__Stored records__:
----

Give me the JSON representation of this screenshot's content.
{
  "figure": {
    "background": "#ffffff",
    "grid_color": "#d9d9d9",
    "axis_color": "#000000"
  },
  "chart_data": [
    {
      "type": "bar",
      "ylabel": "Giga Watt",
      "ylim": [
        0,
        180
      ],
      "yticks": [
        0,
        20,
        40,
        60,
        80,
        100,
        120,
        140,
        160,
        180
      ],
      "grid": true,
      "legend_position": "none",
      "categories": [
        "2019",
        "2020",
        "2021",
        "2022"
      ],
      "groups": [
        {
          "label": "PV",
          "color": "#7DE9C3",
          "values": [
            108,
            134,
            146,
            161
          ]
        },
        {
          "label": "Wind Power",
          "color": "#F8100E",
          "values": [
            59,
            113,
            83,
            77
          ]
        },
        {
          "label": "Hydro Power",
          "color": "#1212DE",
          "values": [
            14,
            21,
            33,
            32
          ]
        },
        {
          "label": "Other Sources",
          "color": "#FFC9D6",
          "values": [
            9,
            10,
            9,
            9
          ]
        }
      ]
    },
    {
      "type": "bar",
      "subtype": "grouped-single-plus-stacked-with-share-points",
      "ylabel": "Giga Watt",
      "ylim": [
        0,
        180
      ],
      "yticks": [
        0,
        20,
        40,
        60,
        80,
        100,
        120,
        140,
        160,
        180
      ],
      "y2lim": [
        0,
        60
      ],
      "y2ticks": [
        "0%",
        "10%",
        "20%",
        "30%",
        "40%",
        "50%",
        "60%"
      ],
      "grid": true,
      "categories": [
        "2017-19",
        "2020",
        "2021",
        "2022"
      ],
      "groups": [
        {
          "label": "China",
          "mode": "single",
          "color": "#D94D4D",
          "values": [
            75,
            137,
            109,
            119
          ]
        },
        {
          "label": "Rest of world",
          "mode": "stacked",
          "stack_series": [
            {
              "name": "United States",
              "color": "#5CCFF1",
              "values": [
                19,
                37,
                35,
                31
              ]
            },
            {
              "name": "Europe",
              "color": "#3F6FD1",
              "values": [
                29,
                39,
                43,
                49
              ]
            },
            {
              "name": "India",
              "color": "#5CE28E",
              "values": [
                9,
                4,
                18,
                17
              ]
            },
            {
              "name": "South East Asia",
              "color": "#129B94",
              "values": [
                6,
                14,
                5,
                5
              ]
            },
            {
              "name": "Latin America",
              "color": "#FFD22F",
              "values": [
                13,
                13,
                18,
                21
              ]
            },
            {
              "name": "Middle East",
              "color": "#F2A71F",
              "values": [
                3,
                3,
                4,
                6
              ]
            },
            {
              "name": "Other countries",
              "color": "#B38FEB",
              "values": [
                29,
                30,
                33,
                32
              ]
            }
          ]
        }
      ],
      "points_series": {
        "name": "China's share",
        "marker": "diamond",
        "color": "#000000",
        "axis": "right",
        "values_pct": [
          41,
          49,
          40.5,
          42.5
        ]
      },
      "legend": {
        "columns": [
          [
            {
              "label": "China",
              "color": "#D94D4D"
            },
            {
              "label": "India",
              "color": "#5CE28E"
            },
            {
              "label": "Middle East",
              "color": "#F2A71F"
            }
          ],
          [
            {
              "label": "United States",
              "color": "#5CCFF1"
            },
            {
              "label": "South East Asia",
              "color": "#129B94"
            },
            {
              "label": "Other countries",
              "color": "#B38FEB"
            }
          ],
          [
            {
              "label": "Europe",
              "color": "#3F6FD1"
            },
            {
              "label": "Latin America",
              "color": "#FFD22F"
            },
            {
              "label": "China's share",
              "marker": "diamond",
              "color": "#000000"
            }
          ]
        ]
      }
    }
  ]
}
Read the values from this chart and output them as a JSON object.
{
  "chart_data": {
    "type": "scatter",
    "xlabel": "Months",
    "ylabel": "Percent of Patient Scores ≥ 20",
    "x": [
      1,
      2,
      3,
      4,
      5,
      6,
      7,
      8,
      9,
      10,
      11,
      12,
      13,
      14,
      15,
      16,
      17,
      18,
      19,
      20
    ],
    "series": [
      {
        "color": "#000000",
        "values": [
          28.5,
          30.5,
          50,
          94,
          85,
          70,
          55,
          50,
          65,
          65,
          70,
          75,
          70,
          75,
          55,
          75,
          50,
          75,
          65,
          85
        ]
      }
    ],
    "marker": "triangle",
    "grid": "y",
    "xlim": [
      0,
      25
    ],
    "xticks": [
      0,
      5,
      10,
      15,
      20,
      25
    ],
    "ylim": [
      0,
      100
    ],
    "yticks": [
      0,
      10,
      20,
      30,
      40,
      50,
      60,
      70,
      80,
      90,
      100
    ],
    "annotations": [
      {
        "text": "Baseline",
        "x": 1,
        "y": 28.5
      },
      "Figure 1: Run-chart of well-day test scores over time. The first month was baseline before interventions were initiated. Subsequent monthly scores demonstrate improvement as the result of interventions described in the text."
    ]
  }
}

----

__The request__:
Retype all of the material above with every character intact.

__Exercise result__:
Give me the JSON representation of this screenshot's content.
{
  "figure": {
    "background": "#ffffff",
    "grid_color": "#d9d9d9",
    "axis_color": "#000000"
  },
  "chart_data": [
    {
      "type": "bar",
      "ylabel": "Giga Watt",
      "ylim": [
        0,
        180
      ],
      "yticks": [
        0,
        20,
        40,
        60,
        80,
        100,
        120,
        140,
        160,
        180
      ],
      "grid": true,
      "legend_position": "none",
      "categories": [
        "2019",
        "2020",
        "2021",
        "2022"
      ],
      "groups": [
        {
          "label": "PV",
          "color": "#7DE9C3",
          "values": [
            108,
            134,
            146,
            161
          ]
        },
        {
          "label": "Wind Power",
          "color": "#F8100E",
          "values": [
            59,
            113,
            83,
            77
          ]
        },
        {
          "label": "Hydro Power",
          "color": "#1212DE",
          "values": [
            14,
            21,
            33,
            32
          ]
        },
        {
          "label": "Other Sources",
          "color": "#FFC9D6",
          "values": [
            9,
            10,
            9,
            9
          ]
        }
      ]
    },
    {
      "type": "bar",
      "subtype": "grouped-single-plus-stacked-with-share-points",
      "ylabel": "Giga Watt",
      "ylim": [
        0,
        180
      ],
      "yticks": [
        0,
        20,
        40,
        60,
        80,
        100,
        120,
        140,
        160,
        180
      ],
      "y2lim": [
        0,
        60
      ],
      "y2ticks": [
        "0%",
        "10%",
        "20%",
        "30%",
        "40%",
        "50%",
        "60%"
      ],
      "grid": true,
      "categories": [
        "2017-19",
        "2020",
        "2021",
        "2022"
      ],
      "groups": [
        {
          "label": "China",
          "mode": "single",
          "color": "#D94D4D",
          "values": [
            75,
            137,
            109,
            119
          ]
        },
        {
          "label": "Rest of world",
          "mode": "stacked",
          "stack_series": [
            {
              "name": "United States",
              "color": "#5CCFF1",
              "values": [
                19,
                37,
                35,
                31
              ]
            },
            {
              "name": "Europe",
              "color": "#3F6FD1",
              "values": [
                29,
                39,
                43,
                49
              ]
            },
            {
              "name": "India",
              "color": "#5CE28E",
              "values": [
                9,
                4,
                18,
                17
              ]
            },
            {
              "name": "South East Asia",
              "color": "#129B94",
              "values": [
                6,
                14,
                5,
                5
              ]
            },
            {
              "name": "Latin America",
              "color": "#FFD22F",
              "values": [
                13,
                13,
                18,
                21
              ]
            },
            {
              "name": "Middle East",
              "color": "#F2A71F",
              "values": [
                3,
                3,
                4,
                6
              ]
            },
            {
              "name": "Other countries",
              "color": "#B38FEB",
              "values": [
                29,
                30,
                33,
                32
              ]
            }
          ]
        }
      ],
      "points_series": {
        "name": "China's share",
        "marker": "diamond",
        "color": "#000000",
        "axis": "right",
        "values_pct": [
          41,
          49,
          40.5,
          42.5
        ]
      },
      "legend": {
        "columns": [
          [
            {
              "label": "China",
              "color": "#D94D4D"
            },
            {
              "label": "India",
              "color": "#5CE28E"
            },
            {
              "label": "Middle East",
              "color": "#F2A71F"
            }
          ],
          [
            {
              "label": "United States",
              "color": "#5CCFF1"
            },
            {
              "label": "South East Asia",
              "color": "#129B94"
            },
            {
              "label": "Other countries",
              "color": "#B38FEB"
            }
          ],
          [
            {
              "label": "Europe",
              "color": "#3F6FD1"
            },
            {
              "label": "Latin America",
              "color": "#FFD22F"
            },
            {
              "label": "China's share",
              "marker": "diamond",
              "color": "#000000"
            }
          ]
        ]
      }
    }
  ]
}
Read the values from this chart and output them as a JSON object.
{
  "chart_data": {
    "type": "scatter",
    "xlabel": "Months",
    "ylabel": "Percent of Patient Scores ≥ 20",
    "x": [
      1,
      2,
      3,
      4,
      5,
      6,
      7,
      8,
      9,
      10,
      11,
      12,
      13,
      14,
      15,
      16,
      17,
      18,
      19,
      20
    ],
    "series": [
      {
        "color": "#000000",
        "values": [
          28.5,
          30.5,
          50,
          94,
          85,
          70,
          55,
          50,
          65,
          65,
          70,
          75,
          70,
          75,
          55,
          75,
          50,
          75,
          65,
          85
        ]
      }
    ],
    "marker": "triangle",
    "grid": "y",
    "xlim": [
      0,
      25
    ],
    "xticks": [
      0,
      5,
      10,
      15,
      20,
      25
    ],
    "ylim": [
      0,
      100
    ],
    "yticks": [
      0,
      10,
      20,
      30,
      40,
      50,
      60,
      70,
      80,
      90,
      100
    ],
    "annotations": [
      {
        "text": "Baseline",
        "x": 1,
        "y": 28.5
      },
      "Figure 1: Run-chart of well-day test scores over time. The first month was baseline before interventions were initiated. Subsequent monthly scores demonstrate improvement as the result of interventions described in the text."
    ]
  }
}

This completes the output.